▶ _GIVEN REQUEST_:
Take the data below and repeat it exactly.

▶ _RECORDS TO USE_:
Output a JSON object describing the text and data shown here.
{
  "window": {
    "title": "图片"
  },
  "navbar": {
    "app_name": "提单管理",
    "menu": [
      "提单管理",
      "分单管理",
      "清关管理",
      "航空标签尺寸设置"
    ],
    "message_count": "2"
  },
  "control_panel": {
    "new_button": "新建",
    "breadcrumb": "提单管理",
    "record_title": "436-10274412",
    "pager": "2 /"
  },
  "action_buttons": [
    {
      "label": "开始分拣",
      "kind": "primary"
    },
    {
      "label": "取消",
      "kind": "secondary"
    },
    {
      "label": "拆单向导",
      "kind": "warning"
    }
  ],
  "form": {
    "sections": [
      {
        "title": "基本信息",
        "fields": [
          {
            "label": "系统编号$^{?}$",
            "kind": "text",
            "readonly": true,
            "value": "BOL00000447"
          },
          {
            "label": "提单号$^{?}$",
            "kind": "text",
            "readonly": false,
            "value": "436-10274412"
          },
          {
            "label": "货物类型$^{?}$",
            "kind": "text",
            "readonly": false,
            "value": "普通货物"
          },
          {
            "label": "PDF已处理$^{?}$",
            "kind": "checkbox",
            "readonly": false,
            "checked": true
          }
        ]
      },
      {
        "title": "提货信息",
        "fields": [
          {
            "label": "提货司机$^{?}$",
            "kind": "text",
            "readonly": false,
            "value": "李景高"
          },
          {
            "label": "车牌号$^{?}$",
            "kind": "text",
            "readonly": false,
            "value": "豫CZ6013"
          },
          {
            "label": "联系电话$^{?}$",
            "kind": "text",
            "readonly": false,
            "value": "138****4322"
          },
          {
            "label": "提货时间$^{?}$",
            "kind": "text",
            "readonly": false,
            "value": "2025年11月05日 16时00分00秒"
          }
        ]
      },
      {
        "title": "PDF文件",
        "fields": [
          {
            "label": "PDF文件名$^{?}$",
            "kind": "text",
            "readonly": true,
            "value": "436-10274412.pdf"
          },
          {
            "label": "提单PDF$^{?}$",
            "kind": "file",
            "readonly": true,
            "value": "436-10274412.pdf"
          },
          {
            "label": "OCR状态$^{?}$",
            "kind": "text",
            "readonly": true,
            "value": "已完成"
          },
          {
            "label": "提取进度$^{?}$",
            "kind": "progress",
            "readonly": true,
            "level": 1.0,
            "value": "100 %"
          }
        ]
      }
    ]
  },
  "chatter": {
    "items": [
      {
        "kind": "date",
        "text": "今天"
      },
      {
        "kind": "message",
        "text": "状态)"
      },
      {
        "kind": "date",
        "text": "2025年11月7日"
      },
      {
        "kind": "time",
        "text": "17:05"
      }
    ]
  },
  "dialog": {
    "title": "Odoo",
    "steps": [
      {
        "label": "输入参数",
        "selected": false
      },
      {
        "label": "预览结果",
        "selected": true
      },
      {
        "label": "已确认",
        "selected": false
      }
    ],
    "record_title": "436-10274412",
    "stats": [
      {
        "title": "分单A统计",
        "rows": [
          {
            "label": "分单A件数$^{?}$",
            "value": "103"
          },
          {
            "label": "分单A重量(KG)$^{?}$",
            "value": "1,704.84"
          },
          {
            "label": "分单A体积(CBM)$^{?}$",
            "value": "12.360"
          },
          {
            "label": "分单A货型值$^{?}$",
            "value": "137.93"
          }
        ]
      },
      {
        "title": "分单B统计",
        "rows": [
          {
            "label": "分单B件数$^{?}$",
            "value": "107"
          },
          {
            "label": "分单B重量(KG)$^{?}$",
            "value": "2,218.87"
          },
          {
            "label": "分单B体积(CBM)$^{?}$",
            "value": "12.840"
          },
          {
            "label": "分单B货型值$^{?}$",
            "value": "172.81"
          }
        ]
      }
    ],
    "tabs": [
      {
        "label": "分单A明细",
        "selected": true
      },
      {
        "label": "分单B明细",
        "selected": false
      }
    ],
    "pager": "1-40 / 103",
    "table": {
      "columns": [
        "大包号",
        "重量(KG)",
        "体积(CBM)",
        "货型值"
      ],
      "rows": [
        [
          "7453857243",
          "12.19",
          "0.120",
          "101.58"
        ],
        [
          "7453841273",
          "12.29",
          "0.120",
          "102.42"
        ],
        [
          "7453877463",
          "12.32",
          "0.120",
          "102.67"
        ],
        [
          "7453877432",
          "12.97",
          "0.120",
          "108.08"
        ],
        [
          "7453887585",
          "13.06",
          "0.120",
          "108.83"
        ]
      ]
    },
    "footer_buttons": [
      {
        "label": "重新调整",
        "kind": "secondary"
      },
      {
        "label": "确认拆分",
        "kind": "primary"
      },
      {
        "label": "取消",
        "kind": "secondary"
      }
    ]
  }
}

▶ _EXPECTED OUTPUT_:
Output a JSON object describing the text and data shown here.
{
  "window": {
    "title": "图片"
  },
  "navbar": {
    "app_name": "提单管理",
    "menu": [
      "提单管理",
      "分单管理",
      "清关管理",
      "航空标签尺寸设置"
    ],
    "message_count": "2"
  },
  "control_panel": {
    "new_button": "新建",
    "breadcrumb": "提单管理",
    "record_title": "436-10274412",
    "pager": "2 /"
  },
  "action_buttons": [
    {
      "label": "开始分拣",
      "kind": "primary"
    },
    {
      "label": "取消",
      "kind": "secondary"
    },
    {
      "label": "拆单向导",
      "kind": "warning"
    }
  ],
  "form": {
    "sections": [
      {
        "title": "基本信息",
        "fields": [
          {
            "label": "系统编号$^{?}$",
            "kind": "text",
            "readonly": true,
            "value": "BOL00000447"
          },
          {
            "label": "提单号$^{?}$",
            "kind": "text",
            "readonly": false,
            "value": "436-10274412"
          },
          {
            "label": "货物类型$^{?}$",
            "kind": "text",
            "readonly": false,
            "value": "普通货物"
          },
          {
            "label": "PDF已处理$^{?}$",
            "kind": "checkbox",
            "readonly": false,
            "checked": true
          }
        ]
      },
      {
        "title": "提货信息",
        "fields": [
          {
            "label": "提货司机$^{?}$",
            "kind": "text",
            "readonly": false,
            "value": "李景高"
          },
          {
            "label": "车牌号$^{?}$",
            "kind": "text",
            "readonly": false,
            "value": "豫CZ6013"
          },
          {
            "label": "联系电话$^{?}$",
            "kind": "text",
            "readonly": false,
            "value": "138****4322"
          },
          {
            "label": "提货时间$^{?}$",
            "kind": "text",
            "readonly": false,
            "value": "2025年11月05日 16时00分00秒"
          }
        ]
      },
      {
        "title": "PDF文件",
        "fields": [
          {
            "label": "PDF文件名$^{?}$",
            "kind": "text",
            "readonly": true,
            "value": "436-10274412.pdf"
          },
          {
            "label": "提单PDF$^{?}$",
            "kind": "file",
            "readonly": true,
            "value": "436-10274412.pdf"
          },
          {
            "label": "OCR状态$^{?}$",
            "kind": "text",
            "readonly": true,
            "value": "已完成"
          },
          {
            "label": "提取进度$^{?}$",
            "kind": "progress",
            "readonly": true,
            "level": 1.0,
            "value": "100 %"
          }
        ]
      }
    ]
  },
  "chatter": {
    "items": [
      {
        "kind": "date",
        "text": "今天"
      },
      {
        "kind": "message",
        "text": "状态)"
      },
      {
        "kind": "date",
        "text": "2025年11月7日"
      },
      {
        "kind": "time",
        "text": "17:05"
      }
    ]
  },
  "dialog": {
    "title": "Odoo",
    "steps": [
      {
        "label": "输入参数",
        "selected": false
      },
      {
        "label": "预览结果",
        "selected": true
      },
      {
        "label": "已确认",
        "selected": false
      }
    ],
    "record_title": "436-10274412",
    "stats": [
      {
        "title": "分单A统计",
        "rows": [
          {
            "label": "分单A件数$^{?}$",
            "value": "103"
          },
          {
            "label": "分单A重量(KG)$^{?}$",
            "value": "1,704.84"
          },
          {
            "label": "分单A体积(CBM)$^{?}$",
            "value": "12.360"
          },
          {
            "label": "分单A货型值$^{?}$",
            "value": "137.93"
          }
        ]
      },
      {
        "title": "分单B统计",
        "rows": [
          {
            "label": "分单B件数$^{?}$",
            "value": "107"
          },
          {
            "label": "分单B重量(KG)$^{?}$",
            "value": "2,218.87"
          },
          {
            "label": "分单B体积(CBM)$^{?}$",
            "value": "12.840"
          },
          {
            "label": "分单B货型值$^{?}$",
            "value": "172.81"
          }
        ]
      }
    ],
    "tabs": [
      {
        "label": "分单A明细",
        "selected": true
      },
      {
        "label": "分单B明细",
        "selected": false
      }
    ],
    "pager": "1-40 / 103",
    "table": {
      "columns": [
        "大包号",
        "重量(KG)",
        "体积(CBM)",
        "货型值"
      ],
      "rows": [
        [
          "7453857243",
          "12.19",
          "0.120",
          "101.58"
        ],
        [
          "7453841273",
          "12.29",
          "0.120",
          "102.42"
        ],
        [
          "7453877463",
          "12.32",
          "0.120",
          "102.67"
        ],
        [
          "7453877432",
          "12.97",
          "0.120",
          "108.08"
        ],
        [
          "7453887585",
          "13.06",
          "0.120",
          "108.83"
        ]
      ]
    },
    "footer_buttons": [
      {
        "label": "重新调整",
        "kind": "secondary"
      },
      {
        "label": "确认拆分",
        "kind": "primary"
      },
      {
        "label": "取消",
        "kind": "secondary"
      }
    ]
  }
}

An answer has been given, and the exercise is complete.